>> start Supplied records

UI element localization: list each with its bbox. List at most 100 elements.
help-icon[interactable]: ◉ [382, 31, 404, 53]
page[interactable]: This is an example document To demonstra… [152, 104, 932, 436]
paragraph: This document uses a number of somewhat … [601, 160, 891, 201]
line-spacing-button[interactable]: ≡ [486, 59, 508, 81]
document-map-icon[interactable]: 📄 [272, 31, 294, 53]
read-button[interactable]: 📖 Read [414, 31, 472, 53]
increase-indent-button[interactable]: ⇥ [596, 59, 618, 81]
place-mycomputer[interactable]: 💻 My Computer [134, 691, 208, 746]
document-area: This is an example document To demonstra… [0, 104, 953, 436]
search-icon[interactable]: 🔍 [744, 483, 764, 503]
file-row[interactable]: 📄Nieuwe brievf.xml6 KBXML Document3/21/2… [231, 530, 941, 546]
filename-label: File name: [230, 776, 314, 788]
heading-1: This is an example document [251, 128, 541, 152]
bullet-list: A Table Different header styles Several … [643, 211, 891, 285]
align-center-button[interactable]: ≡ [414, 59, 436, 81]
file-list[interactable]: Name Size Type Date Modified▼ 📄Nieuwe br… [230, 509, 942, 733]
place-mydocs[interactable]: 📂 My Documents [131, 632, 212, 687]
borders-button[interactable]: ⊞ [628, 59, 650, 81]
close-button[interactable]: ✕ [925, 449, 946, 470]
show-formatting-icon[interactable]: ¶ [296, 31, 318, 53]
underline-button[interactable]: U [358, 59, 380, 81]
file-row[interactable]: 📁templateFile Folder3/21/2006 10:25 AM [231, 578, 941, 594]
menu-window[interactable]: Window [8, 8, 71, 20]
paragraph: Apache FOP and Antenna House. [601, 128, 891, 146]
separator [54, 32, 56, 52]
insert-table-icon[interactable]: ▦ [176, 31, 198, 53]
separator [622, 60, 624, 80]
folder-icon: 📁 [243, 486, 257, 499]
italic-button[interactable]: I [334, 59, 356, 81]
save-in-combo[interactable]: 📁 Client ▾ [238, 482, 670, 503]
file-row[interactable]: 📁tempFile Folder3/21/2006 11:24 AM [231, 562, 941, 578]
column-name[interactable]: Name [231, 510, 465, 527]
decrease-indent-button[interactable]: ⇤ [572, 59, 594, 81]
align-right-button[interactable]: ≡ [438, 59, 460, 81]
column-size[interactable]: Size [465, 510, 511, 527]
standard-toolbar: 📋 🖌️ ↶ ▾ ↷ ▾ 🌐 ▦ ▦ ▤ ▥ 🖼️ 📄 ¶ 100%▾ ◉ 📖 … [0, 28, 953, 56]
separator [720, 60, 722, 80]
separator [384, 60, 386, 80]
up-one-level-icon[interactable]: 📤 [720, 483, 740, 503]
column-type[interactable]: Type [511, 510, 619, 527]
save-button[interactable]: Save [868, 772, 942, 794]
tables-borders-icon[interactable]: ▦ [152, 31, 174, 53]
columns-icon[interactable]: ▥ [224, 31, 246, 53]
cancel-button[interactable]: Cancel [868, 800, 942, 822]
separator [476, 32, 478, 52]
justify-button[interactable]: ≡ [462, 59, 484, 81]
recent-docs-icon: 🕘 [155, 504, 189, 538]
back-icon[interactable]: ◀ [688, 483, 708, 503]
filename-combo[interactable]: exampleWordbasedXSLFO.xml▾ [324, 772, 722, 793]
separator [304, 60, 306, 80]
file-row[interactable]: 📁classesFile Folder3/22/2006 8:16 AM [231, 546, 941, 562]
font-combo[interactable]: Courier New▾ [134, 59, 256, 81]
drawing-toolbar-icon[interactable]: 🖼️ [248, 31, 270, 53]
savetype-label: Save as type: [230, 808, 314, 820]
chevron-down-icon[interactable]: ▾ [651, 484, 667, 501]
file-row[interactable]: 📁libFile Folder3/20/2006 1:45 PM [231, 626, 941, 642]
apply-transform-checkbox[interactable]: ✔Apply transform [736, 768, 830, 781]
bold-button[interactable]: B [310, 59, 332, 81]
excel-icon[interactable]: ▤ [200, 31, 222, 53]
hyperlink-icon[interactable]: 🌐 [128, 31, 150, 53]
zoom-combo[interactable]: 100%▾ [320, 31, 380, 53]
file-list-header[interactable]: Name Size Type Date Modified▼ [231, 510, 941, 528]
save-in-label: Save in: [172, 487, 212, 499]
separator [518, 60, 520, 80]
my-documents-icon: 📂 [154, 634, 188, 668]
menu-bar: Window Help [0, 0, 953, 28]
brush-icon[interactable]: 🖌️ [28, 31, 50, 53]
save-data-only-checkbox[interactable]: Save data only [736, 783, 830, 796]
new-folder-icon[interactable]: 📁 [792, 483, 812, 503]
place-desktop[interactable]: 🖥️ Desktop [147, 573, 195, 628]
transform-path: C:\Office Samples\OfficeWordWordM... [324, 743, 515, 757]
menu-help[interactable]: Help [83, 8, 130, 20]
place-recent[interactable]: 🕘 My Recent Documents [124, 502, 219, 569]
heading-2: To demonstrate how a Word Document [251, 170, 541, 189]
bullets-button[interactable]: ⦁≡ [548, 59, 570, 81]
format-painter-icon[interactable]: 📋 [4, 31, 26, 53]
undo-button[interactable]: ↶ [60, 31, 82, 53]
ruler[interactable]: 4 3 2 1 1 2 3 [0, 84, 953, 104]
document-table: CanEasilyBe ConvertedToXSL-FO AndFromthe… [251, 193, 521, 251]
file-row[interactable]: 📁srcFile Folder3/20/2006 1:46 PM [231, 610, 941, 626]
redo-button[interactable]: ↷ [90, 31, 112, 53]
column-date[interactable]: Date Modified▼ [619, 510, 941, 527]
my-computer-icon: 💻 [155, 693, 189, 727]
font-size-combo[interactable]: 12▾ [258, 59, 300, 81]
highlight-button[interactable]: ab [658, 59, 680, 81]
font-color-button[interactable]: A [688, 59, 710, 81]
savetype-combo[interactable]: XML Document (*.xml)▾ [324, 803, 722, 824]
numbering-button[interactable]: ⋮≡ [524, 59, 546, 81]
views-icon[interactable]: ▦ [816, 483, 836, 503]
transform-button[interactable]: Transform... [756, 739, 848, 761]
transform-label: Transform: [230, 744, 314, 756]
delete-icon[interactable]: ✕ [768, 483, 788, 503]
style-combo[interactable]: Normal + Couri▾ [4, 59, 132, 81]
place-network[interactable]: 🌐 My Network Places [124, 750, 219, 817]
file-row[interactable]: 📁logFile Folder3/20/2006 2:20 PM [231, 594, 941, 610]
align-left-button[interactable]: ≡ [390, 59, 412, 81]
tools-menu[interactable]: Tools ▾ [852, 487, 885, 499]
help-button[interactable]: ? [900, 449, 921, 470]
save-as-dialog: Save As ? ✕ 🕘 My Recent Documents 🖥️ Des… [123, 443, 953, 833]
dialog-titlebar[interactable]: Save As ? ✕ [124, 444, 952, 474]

>> end Supplied records

Requirement: Rewrite the records above so that every "interactable" becomes "clickable", keeping every other part of each line unchanged.

Exercise solution:
UI element localization: list each with its bbox. List at most 100 elements.
help-icon[clickable]: ◉ [382, 31, 404, 53]
page[clickable]: This is an example document To demonstra… [152, 104, 932, 436]
paragraph: This document uses a number of somewhat … [601, 160, 891, 201]
line-spacing-button[clickable]: ≡ [486, 59, 508, 81]
document-map-icon[clickable]: 📄 [272, 31, 294, 53]
read-button[clickable]: 📖 Read [414, 31, 472, 53]
increase-indent-button[clickable]: ⇥ [596, 59, 618, 81]
place-mycomputer[clickable]: 💻 My Computer [134, 691, 208, 746]
document-area: This is an example document To demonstra… [0, 104, 953, 436]
search-icon[clickable]: 🔍 [744, 483, 764, 503]
file-row[clickable]: 📄Nieuwe brievf.xml6 KBXML Document3/21/2… [231, 530, 941, 546]
filename-label: File name: [230, 776, 314, 788]
heading-1: This is an example document [251, 128, 541, 152]
bullet-list: A Table Different header styles Several … [643, 211, 891, 285]
align-center-button[clickable]: ≡ [414, 59, 436, 81]
file-list[clickable]: Name Size Type Date Modified▼ 📄Nieuwe br… [230, 509, 942, 733]
place-mydocs[clickable]: 📂 My Documents [131, 632, 212, 687]
borders-button[clickable]: ⊞ [628, 59, 650, 81]
close-button[clickable]: ✕ [925, 449, 946, 470]
show-formatting-icon[clickable]: ¶ [296, 31, 318, 53]
underline-button[clickable]: U [358, 59, 380, 81]
file-row[clickable]: 📁templateFile Folder3/21/2006 10:25 AM [231, 578, 941, 594]
menu-window[clickable]: Window [8, 8, 71, 20]
paragraph: Apache FOP and Antenna House. [601, 128, 891, 146]
separator [54, 32, 56, 52]
insert-table-icon[clickable]: ▦ [176, 31, 198, 53]
separator [622, 60, 624, 80]
folder-icon: 📁 [243, 486, 257, 499]
italic-button[clickable]: I [334, 59, 356, 81]
save-in-combo[clickable]: 📁 Client ▾ [238, 482, 670, 503]
file-row[clickable]: 📁tempFile Folder3/21/2006 11:24 AM [231, 562, 941, 578]
column-name[clickable]: Name [231, 510, 465, 527]
decrease-indent-button[clickable]: ⇤ [572, 59, 594, 81]
align-right-button[clickable]: ≡ [438, 59, 460, 81]
column-size[clickable]: Size [465, 510, 511, 527]
standard-toolbar: 📋 🖌️ ↶ ▾ ↷ ▾ 🌐 ▦ ▦ ▤ ▥ 🖼️ 📄 ¶ 100%▾ ◉ 📖 … [0, 28, 953, 56]
separator [720, 60, 722, 80]
separator [384, 60, 386, 80]
up-one-level-icon[clickable]: 📤 [720, 483, 740, 503]
column-type[clickable]: Type [511, 510, 619, 527]
save-button[clickable]: Save [868, 772, 942, 794]
tables-borders-icon[clickable]: ▦ [152, 31, 174, 53]
columns-icon[clickable]: ▥ [224, 31, 246, 53]
cancel-button[clickable]: Cancel [868, 800, 942, 822]
separator [476, 32, 478, 52]
justify-button[clickable]: ≡ [462, 59, 484, 81]
recent-docs-icon: 🕘 [155, 504, 189, 538]
back-icon[clickable]: ◀ [688, 483, 708, 503]
filename-combo[clickable]: exampleWordbasedXSLFO.xml▾ [324, 772, 722, 793]
separator [304, 60, 306, 80]
file-row[clickable]: 📁classesFile Folder3/22/2006 8:16 AM [231, 546, 941, 562]
font-combo[clickable]: Courier New▾ [134, 59, 256, 81]
drawing-toolbar-icon[clickable]: 🖼️ [248, 31, 270, 53]
savetype-label: Save as type: [230, 808, 314, 820]
chevron-down-icon[clickable]: ▾ [651, 484, 667, 501]
file-row[clickable]: 📁libFile Folder3/20/2006 1:45 PM [231, 626, 941, 642]
apply-transform-checkbox[clickable]: ✔Apply transform [736, 768, 830, 781]
bold-button[clickable]: B [310, 59, 332, 81]
excel-icon[clickable]: ▤ [200, 31, 222, 53]
hyperlink-icon[clickable]: 🌐 [128, 31, 150, 53]
zoom-combo[clickable]: 100%▾ [320, 31, 380, 53]
file-list-header[clickable]: Name Size Type Date Modified▼ [231, 510, 941, 528]
save-in-label: Save in: [172, 487, 212, 499]
separator [518, 60, 520, 80]
my-documents-icon: 📂 [154, 634, 188, 668]
menu-bar: Window Help [0, 0, 953, 28]
brush-icon[clickable]: 🖌️ [28, 31, 50, 53]
save-data-only-checkbox[clickable]: Save data only [736, 783, 830, 796]
new-folder-icon[clickable]: 📁 [792, 483, 812, 503]
place-desktop[clickable]: 🖥️ Desktop [147, 573, 195, 628]
transform-path: C:\Office Samples\OfficeWordWordM... [324, 743, 515, 757]
menu-help[clickable]: Help [83, 8, 130, 20]
place-recent[clickable]: 🕘 My Recent Documents [124, 502, 219, 569]
heading-2: To demonstrate how a Word Document [251, 170, 541, 189]
bullets-button[clickable]: ⦁≡ [548, 59, 570, 81]
format-painter-icon[clickable]: 📋 [4, 31, 26, 53]
undo-button[clickable]: ↶ [60, 31, 82, 53]
ruler[clickable]: 4 3 2 1 1 2 3 [0, 84, 953, 104]
document-table: CanEasilyBe ConvertedToXSL-FO AndFromthe… [251, 193, 521, 251]
file-row[clickable]: 📁srcFile Folder3/20/2006 1:46 PM [231, 610, 941, 626]
redo-button[clickable]: ↷ [90, 31, 112, 53]
column-date[clickable]: Date Modified▼ [619, 510, 941, 527]
my-computer-icon: 💻 [155, 693, 189, 727]
font-size-combo[clickable]: 12▾ [258, 59, 300, 81]
highlight-button[clickable]: ab [658, 59, 680, 81]
font-color-button[clickable]: A [688, 59, 710, 81]
savetype-combo[clickable]: XML Document (*.xml)▾ [324, 803, 722, 824]
numbering-button[clickable]: ⋮≡ [524, 59, 546, 81]
views-icon[clickable]: ▦ [816, 483, 836, 503]
transform-button[clickable]: Transform... [756, 739, 848, 761]
transform-label: Transform: [230, 744, 314, 756]
delete-icon[clickable]: ✕ [768, 483, 788, 503]
style-combo[clickable]: Normal + Couri▾ [4, 59, 132, 81]
place-network[clickable]: 🌐 My Network Places [124, 750, 219, 817]
file-row[clickable]: 📁logFile Folder3/20/2006 2:20 PM [231, 594, 941, 610]
align-left-button[clickable]: ≡ [390, 59, 412, 81]
tools-menu[clickable]: Tools ▾ [852, 487, 885, 499]
help-button[clickable]: ? [900, 449, 921, 470]
save-as-dialog: Save As ? ✕ 🕘 My Recent Documents 🖥️ Des… [123, 443, 953, 833]
dialog-titlebar[clickable]: Save As ? ✕ [124, 444, 952, 474]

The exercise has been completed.